- **Collected data entries**:
==============================

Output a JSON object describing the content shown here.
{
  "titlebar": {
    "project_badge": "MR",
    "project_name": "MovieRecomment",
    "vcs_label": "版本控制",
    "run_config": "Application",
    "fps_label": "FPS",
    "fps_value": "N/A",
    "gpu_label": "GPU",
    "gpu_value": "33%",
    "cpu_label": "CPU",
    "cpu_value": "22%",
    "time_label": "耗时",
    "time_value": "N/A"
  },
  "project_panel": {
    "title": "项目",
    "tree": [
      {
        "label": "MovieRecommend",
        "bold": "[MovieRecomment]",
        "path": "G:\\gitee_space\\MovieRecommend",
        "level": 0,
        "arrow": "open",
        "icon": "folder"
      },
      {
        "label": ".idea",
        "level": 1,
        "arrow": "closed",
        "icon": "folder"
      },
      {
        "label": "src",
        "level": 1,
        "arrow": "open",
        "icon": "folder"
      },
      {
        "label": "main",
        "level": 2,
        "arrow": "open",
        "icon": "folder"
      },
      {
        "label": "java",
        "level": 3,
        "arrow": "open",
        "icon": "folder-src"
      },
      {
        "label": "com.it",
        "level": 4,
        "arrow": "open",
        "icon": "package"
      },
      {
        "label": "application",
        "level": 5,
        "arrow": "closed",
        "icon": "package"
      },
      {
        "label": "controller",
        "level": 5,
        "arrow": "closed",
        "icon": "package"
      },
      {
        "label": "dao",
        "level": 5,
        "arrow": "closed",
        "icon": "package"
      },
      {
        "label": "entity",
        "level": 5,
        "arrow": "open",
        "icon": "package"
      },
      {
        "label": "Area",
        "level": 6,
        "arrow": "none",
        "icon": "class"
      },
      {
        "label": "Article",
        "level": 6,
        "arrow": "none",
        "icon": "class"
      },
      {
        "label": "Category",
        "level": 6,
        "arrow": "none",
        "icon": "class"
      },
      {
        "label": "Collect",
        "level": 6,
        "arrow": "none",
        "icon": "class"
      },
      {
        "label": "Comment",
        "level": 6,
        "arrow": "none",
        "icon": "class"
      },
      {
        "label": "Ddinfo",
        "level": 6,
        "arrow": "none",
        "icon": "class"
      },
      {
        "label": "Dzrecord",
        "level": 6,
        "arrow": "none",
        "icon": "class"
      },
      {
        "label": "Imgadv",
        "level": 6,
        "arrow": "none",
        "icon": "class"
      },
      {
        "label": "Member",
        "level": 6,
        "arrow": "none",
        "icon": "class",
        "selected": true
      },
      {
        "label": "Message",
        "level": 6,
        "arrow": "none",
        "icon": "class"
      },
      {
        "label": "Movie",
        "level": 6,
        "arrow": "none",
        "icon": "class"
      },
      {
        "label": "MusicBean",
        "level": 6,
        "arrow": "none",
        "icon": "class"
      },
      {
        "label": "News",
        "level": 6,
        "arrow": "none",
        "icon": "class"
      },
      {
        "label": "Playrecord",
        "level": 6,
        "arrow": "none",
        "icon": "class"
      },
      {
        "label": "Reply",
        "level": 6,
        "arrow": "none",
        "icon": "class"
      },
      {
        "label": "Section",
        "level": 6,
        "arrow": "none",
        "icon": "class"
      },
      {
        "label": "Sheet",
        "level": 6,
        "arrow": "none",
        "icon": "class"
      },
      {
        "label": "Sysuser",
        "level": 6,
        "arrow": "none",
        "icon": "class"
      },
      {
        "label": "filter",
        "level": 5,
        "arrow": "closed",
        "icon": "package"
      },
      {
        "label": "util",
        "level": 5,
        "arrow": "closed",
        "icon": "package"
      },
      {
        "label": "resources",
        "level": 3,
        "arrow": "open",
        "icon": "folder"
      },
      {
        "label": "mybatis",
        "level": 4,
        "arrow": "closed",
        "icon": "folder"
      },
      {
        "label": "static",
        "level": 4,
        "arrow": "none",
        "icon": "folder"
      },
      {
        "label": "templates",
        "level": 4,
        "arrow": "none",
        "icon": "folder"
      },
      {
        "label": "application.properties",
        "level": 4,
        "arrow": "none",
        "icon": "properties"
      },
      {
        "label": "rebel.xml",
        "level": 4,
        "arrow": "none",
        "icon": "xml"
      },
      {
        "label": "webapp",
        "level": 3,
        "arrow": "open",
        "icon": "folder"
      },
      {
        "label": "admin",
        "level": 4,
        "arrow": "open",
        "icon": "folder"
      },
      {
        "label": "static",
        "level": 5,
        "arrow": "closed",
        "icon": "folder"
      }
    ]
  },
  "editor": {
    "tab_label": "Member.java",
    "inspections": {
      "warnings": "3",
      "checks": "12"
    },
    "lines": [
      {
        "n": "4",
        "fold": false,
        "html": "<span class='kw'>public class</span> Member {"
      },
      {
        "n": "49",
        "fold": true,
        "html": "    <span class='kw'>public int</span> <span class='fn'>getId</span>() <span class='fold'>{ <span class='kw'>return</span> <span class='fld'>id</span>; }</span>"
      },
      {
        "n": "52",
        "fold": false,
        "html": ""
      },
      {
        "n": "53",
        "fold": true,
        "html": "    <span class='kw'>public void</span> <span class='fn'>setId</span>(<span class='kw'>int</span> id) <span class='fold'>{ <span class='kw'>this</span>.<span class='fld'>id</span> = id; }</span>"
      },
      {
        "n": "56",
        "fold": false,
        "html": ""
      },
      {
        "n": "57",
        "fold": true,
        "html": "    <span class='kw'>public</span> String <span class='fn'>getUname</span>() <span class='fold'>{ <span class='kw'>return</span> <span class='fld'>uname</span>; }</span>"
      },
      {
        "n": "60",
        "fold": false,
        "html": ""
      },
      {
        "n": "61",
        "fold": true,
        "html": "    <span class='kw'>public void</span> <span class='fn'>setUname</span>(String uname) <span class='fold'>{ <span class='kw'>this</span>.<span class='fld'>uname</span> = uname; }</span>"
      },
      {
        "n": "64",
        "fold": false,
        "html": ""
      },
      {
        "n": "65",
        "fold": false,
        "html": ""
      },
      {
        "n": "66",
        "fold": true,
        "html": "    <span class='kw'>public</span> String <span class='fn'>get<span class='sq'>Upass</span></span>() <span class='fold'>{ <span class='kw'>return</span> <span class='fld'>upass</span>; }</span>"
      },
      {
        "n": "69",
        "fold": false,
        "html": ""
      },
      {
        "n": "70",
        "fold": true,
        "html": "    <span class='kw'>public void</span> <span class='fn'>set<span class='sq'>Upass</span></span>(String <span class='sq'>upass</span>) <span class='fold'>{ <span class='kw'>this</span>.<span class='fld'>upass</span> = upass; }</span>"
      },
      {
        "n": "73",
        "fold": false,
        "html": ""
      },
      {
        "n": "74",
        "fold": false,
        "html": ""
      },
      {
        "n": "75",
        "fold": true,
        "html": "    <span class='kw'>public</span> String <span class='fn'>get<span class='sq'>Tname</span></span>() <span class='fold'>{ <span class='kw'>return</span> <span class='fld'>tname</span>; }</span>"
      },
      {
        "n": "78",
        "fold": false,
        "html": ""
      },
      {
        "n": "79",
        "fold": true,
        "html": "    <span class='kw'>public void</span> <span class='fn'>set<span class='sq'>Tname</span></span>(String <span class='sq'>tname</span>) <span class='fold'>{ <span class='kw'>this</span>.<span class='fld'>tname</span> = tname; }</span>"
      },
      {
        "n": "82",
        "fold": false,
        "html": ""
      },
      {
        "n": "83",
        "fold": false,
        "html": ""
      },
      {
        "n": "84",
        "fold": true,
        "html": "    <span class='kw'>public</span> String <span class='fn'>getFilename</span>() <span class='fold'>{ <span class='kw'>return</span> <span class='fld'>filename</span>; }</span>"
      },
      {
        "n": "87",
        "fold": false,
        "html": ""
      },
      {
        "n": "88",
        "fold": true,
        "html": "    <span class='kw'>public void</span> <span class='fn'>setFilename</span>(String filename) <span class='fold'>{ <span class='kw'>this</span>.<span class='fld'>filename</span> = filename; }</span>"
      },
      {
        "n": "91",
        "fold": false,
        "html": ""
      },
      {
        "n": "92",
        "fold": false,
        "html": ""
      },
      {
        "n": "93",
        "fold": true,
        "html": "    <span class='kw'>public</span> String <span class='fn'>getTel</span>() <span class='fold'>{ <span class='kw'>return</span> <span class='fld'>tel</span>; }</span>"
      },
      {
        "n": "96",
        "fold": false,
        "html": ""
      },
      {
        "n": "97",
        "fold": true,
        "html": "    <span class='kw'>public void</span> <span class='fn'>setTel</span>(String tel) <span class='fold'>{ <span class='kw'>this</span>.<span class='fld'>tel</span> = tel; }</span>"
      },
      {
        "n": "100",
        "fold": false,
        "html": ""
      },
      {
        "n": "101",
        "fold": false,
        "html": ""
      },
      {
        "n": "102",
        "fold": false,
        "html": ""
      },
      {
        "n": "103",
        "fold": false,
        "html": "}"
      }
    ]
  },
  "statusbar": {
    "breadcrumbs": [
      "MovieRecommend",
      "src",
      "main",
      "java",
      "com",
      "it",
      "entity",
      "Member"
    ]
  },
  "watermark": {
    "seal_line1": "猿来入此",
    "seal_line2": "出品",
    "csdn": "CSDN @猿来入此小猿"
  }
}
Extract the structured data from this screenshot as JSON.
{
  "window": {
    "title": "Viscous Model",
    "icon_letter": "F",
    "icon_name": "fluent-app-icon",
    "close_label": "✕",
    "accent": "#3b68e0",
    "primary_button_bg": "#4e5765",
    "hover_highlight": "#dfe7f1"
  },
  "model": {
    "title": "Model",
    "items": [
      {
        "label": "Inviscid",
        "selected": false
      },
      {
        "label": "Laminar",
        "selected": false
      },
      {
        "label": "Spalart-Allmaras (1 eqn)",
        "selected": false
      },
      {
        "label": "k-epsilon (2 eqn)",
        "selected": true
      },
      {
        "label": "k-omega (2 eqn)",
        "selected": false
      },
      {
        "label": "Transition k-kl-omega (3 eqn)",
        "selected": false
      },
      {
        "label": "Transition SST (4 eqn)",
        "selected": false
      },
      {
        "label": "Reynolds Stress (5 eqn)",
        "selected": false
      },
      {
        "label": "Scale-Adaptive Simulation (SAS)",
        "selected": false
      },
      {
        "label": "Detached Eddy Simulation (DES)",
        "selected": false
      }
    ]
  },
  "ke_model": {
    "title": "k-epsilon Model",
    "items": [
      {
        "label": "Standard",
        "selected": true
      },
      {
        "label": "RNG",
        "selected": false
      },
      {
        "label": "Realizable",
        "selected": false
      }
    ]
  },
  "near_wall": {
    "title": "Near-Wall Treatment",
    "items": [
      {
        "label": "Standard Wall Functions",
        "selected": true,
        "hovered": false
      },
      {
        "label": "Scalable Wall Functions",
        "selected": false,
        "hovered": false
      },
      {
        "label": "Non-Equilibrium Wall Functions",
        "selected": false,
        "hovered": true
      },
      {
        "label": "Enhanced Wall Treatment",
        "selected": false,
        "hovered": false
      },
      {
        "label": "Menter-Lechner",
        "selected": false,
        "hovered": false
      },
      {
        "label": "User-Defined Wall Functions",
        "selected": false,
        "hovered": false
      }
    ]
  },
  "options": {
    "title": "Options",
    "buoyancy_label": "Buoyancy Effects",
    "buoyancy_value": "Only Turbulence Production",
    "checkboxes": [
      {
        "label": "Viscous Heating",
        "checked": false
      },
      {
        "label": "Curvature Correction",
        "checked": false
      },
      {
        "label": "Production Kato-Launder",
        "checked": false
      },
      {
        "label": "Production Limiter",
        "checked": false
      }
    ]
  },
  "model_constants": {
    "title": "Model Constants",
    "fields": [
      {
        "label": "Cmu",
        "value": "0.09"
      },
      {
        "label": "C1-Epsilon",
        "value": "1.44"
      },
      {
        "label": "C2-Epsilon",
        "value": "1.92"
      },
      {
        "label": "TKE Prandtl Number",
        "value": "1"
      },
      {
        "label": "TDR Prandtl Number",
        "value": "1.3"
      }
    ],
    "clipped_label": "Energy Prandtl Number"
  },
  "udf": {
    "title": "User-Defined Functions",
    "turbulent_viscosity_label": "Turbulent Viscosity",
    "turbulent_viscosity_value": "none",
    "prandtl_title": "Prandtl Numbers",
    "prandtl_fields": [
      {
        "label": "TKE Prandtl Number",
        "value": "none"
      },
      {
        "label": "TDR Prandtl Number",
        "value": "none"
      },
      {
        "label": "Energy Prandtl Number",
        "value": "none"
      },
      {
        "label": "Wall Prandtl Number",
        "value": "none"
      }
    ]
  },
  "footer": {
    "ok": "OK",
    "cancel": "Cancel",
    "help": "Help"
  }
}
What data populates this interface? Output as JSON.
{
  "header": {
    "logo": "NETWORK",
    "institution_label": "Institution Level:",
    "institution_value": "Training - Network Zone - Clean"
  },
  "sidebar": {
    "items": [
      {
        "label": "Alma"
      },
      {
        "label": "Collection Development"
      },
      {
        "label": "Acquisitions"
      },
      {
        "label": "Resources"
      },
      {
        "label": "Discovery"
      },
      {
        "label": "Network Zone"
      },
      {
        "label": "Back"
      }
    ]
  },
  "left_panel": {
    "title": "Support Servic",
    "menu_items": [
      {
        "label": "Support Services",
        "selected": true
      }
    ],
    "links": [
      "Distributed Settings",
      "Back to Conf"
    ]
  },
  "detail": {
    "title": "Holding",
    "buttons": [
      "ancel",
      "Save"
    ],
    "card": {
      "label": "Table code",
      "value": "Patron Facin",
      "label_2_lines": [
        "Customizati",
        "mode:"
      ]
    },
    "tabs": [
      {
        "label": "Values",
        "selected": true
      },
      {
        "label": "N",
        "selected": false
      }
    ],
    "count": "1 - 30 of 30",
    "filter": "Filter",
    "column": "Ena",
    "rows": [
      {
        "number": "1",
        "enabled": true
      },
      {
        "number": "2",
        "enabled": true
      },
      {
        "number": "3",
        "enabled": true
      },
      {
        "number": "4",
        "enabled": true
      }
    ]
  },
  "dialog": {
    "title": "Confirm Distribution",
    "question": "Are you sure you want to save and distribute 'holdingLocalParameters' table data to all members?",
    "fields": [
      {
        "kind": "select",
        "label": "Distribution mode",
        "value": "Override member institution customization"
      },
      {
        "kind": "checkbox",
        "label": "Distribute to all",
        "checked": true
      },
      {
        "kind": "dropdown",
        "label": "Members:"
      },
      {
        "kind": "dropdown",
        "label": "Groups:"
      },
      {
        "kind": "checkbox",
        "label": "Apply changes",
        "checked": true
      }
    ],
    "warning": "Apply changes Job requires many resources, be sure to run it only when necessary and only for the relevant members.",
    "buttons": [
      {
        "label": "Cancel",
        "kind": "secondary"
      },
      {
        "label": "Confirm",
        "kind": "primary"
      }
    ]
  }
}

==============================

Pick every line with "Apply" in it and copy it.

- **Full answer**:
        "label": "Apply changes",
    "warning": "Apply changes Job requires many resources, be sure to run it only when necessary and only for the relevant members.",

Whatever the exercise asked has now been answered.